··· DATASET RECORDS ···

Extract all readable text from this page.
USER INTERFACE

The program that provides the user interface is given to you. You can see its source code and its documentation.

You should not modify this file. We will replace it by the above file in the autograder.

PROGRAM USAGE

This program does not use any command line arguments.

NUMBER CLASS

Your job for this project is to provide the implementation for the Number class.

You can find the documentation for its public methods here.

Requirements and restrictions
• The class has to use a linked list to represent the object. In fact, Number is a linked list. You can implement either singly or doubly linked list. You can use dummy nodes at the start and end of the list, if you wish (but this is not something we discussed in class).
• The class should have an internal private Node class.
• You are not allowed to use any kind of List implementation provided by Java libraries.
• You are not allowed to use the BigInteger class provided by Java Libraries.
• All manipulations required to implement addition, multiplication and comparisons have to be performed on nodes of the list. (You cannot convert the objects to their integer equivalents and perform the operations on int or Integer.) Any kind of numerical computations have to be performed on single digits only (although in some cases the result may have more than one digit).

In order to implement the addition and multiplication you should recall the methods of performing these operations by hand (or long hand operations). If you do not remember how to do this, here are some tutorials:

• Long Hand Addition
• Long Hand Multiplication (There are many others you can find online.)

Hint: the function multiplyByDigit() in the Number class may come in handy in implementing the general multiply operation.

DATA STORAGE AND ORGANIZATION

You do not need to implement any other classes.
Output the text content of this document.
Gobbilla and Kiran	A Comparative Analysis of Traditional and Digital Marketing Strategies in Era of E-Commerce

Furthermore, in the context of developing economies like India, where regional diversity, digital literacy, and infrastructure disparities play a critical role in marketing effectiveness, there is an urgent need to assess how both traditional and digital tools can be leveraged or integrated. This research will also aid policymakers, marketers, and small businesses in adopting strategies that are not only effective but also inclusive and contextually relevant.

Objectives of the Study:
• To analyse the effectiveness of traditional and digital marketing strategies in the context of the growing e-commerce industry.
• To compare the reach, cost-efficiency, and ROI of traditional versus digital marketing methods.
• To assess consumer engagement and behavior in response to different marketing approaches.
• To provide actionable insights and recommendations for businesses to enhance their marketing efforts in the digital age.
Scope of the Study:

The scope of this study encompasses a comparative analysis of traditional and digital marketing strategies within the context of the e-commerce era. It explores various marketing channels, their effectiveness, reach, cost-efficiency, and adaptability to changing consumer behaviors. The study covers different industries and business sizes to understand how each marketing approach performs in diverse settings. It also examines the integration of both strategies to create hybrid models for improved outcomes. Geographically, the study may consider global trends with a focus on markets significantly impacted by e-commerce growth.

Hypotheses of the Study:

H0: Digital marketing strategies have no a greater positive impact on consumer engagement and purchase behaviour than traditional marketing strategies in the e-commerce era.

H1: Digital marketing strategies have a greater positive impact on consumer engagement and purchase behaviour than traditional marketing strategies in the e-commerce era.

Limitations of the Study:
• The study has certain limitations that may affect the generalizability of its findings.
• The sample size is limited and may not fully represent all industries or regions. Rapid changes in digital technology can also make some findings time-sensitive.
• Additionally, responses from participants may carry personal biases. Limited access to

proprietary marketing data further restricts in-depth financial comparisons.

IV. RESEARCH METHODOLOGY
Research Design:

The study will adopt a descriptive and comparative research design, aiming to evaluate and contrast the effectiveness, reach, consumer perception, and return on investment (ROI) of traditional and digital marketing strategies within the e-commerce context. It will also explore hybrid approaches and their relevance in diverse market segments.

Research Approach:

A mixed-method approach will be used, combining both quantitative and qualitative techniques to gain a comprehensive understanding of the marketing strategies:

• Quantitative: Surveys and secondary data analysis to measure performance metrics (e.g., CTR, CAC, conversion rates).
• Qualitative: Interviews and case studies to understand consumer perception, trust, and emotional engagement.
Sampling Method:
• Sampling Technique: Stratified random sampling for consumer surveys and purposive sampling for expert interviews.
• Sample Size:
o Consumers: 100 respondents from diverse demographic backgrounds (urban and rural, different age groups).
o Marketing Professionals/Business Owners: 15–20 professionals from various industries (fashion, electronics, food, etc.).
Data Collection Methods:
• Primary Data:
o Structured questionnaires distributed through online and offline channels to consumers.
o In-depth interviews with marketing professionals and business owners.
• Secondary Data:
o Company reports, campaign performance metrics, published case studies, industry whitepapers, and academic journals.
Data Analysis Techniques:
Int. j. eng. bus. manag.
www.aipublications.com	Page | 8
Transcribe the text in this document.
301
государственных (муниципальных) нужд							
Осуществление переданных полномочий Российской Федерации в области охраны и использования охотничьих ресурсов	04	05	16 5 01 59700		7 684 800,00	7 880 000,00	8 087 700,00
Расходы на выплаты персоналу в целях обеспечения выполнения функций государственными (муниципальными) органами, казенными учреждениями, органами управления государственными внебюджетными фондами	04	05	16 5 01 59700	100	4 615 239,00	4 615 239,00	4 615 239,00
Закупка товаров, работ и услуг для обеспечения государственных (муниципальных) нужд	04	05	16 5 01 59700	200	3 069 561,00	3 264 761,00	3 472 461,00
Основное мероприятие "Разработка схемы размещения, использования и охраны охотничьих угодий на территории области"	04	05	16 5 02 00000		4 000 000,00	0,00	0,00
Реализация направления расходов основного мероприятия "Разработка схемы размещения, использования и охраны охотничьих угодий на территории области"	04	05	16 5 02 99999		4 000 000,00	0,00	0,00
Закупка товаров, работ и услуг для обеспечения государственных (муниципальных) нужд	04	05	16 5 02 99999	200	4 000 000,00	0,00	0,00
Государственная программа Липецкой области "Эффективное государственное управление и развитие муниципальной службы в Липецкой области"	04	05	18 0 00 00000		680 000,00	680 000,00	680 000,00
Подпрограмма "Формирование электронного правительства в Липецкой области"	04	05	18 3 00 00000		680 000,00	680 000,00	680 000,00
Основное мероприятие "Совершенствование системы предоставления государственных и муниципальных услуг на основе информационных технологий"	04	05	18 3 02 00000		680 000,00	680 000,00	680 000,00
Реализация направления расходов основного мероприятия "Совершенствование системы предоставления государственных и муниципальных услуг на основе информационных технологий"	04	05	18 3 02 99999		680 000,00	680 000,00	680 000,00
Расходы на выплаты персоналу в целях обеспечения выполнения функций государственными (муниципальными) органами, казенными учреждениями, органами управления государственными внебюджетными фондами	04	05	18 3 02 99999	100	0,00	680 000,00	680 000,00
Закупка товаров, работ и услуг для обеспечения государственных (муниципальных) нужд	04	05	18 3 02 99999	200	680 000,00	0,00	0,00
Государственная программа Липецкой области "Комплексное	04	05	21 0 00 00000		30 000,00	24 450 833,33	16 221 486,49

···

Return all of the entries exactly as written.

- FINAL RESULT:
Extract all readable text from this page.
USER INTERFACE

The program that provides the user interface is given to you. You can see its source code and its documentation.

You should not modify this file. We will replace it by the above file in the autograder.

PROGRAM USAGE

This program does not use any command line arguments.

NUMBER CLASS

Your job for this project is to provide the implementation for the Number class.

You can find the documentation for its public methods here.

Requirements and restrictions
• The class has to use a linked list to represent the object. In fact, Number is a linked list. You can implement either singly or doubly linked list. You can use dummy nodes at the start and end of the list, if you wish (but this is not something we discussed in class).
• The class should have an internal private Node class.
• You are not allowed to use any kind of List implementation provided by Java libraries.
• You are not allowed to use the BigInteger class provided by Java Libraries.
• All manipulations required to implement addition, multiplication and comparisons have to be performed on nodes of the list. (You cannot convert the objects to their integer equivalents and perform the operations on int or Integer.) Any kind of numerical computations have to be performed on single digits only (although in some cases the result may have more than one digit).

In order to implement the addition and multiplication you should recall the methods of performing these operations by hand (or long hand operations). If you do not remember how to do this, here are some tutorials:

• Long Hand Addition
• Long Hand Multiplication (There are many others you can find online.)

Hint: the function multiplyByDigit() in the Number class may come in handy in implementing the general multiply operation.

DATA STORAGE AND ORGANIZATION

You do not need to implement any other classes.
Output the text content of this document.
Gobbilla and Kiran	A Comparative Analysis of Traditional and Digital Marketing Strategies in Era of E-Commerce

Furthermore, in the context of developing economies like India, where regional diversity, digital literacy, and infrastructure disparities play a critical role in marketing effectiveness, there is an urgent need to assess how both traditional and digital tools can be leveraged or integrated. This research will also aid policymakers, marketers, and small businesses in adopting strategies that are not only effective but also inclusive and contextually relevant.

Objectives of the Study:
• To analyse the effectiveness of traditional and digital marketing strategies in the context of the growing e-commerce industry.
• To compare the reach, cost-efficiency, and ROI of traditional versus digital marketing methods.
• To assess consumer engagement and behavior in response to different marketing approaches.
• To provide actionable insights and recommendations for businesses to enhance their marketing efforts in the digital age.
Scope of the Study:

The scope of this study encompasses a comparative analysis of traditional and digital marketing strategies within the context of the e-commerce era. It explores various marketing channels, their effectiveness, reach, cost-efficiency, and adaptability to changing consumer behaviors. The study covers different industries and business sizes to understand how each marketing approach performs in diverse settings. It also examines the integration of both strategies to create hybrid models for improved outcomes. Geographically, the study may consider global trends with a focus on markets significantly impacted by e-commerce growth.

Hypotheses of the Study:

H0: Digital marketing strategies have no a greater positive impact on consumer engagement and purchase behaviour than traditional marketing strategies in the e-commerce era.

H1: Digital marketing strategies have a greater positive impact on consumer engagement and purchase behaviour than traditional marketing strategies in the e-commerce era.

Limitations of the Study:
• The study has certain limitations that may affect the generalizability of its findings.
• The sample size is limited and may not fully represent all industries or regions. Rapid changes in digital technology can also make some findings time-sensitive.
• Additionally, responses from participants may carry personal biases. Limited access to

proprietary marketing data further restricts in-depth financial comparisons.

IV. RESEARCH METHODOLOGY
Research Design:

The study will adopt a descriptive and comparative research design, aiming to evaluate and contrast the effectiveness, reach, consumer perception, and return on investment (ROI) of traditional and digital marketing strategies within the e-commerce context. It will also explore hybrid approaches and their relevance in diverse market segments.

Research Approach:

A mixed-method approach will be used, combining both quantitative and qualitative techniques to gain a comprehensive understanding of the marketing strategies:

• Quantitative: Surveys and secondary data analysis to measure performance metrics (e.g., CTR, CAC, conversion rates).
• Qualitative: Interviews and case studies to understand consumer perception, trust, and emotional engagement.
Sampling Method:
• Sampling Technique: Stratified random sampling for consumer surveys and purposive sampling for expert interviews.
• Sample Size:
o Consumers: 100 respondents from diverse demographic backgrounds (urban and rural, different age groups).
o Marketing Professionals/Business Owners: 15–20 professionals from various industries (fashion, electronics, food, etc.).
Data Collection Methods:
• Primary Data:
o Structured questionnaires distributed through online and offline channels to consumers.
o In-depth interviews with marketing professionals and business owners.
• Secondary Data:
o Company reports, campaign performance metrics, published case studies, industry whitepapers, and academic journals.
Data Analysis Techniques:
Int. j. eng. bus. manag.
www.aipublications.com	Page | 8
Transcribe the text in this document.
301
государственных (муниципальных) нужд							
Осуществление переданных полномочий Российской Федерации в области охраны и использования охотничьих ресурсов	04	05	16 5 01 59700		7 684 800,00	7 880 000,00	8 087 700,00
Расходы на выплаты персоналу в целях обеспечения выполнения функций государственными (муниципальными) органами, казенными учреждениями, органами управления государственными внебюджетными фондами	04	05	16 5 01 59700	100	4 615 239,00	4 615 239,00	4 615 239,00
Закупка товаров, работ и услуг для обеспечения государственных (муниципальных) нужд	04	05	16 5 01 59700	200	3 069 561,00	3 264 761,00	3 472 461,00
Основное мероприятие "Разработка схемы размещения, использования и охраны охотничьих угодий на территории области"	04	05	16 5 02 00000		4 000 000,00	0,00	0,00
Реализация направления расходов основного мероприятия "Разработка схемы размещения, использования и охраны охотничьих угодий на территории области"	04	05	16 5 02 99999		4 000 000,00	0,00	0,00
Закупка товаров, работ и услуг для обеспечения государственных (муниципальных) нужд	04	05	16 5 02 99999	200	4 000 000,00	0,00	0,00
Государственная программа Липецкой области "Эффективное государственное управление и развитие муниципальной службы в Липецкой области"	04	05	18 0 00 00000		680 000,00	680 000,00	680 000,00
Подпрограмма "Формирование электронного правительства в Липецкой области"	04	05	18 3 00 00000		680 000,00	680 000,00	680 000,00
Основное мероприятие "Совершенствование системы предоставления государственных и муниципальных услуг на основе информационных технологий"	04	05	18 3 02 00000		680 000,00	680 000,00	680 000,00
Реализация направления расходов основного мероприятия "Совершенствование системы предоставления государственных и муниципальных услуг на основе информационных технологий"	04	05	18 3 02 99999		680 000,00	680 000,00	680 000,00
Расходы на выплаты персоналу в целях обеспечения выполнения функций государственными (муниципальными) органами, казенными учреждениями, органами управления государственными внебюджетными фондами	04	05	18 3 02 99999	100	0,00	680 000,00	680 000,00
Закупка товаров, работ и услуг для обеспечения государственных (муниципальных) нужд	04	05	18 3 02 99999	200	680 000,00	0,00	0,00
Государственная программа Липецкой области "Комплексное	04	05	21 0 00 00000		30 000,00	24 450 833,33	16 221 486,49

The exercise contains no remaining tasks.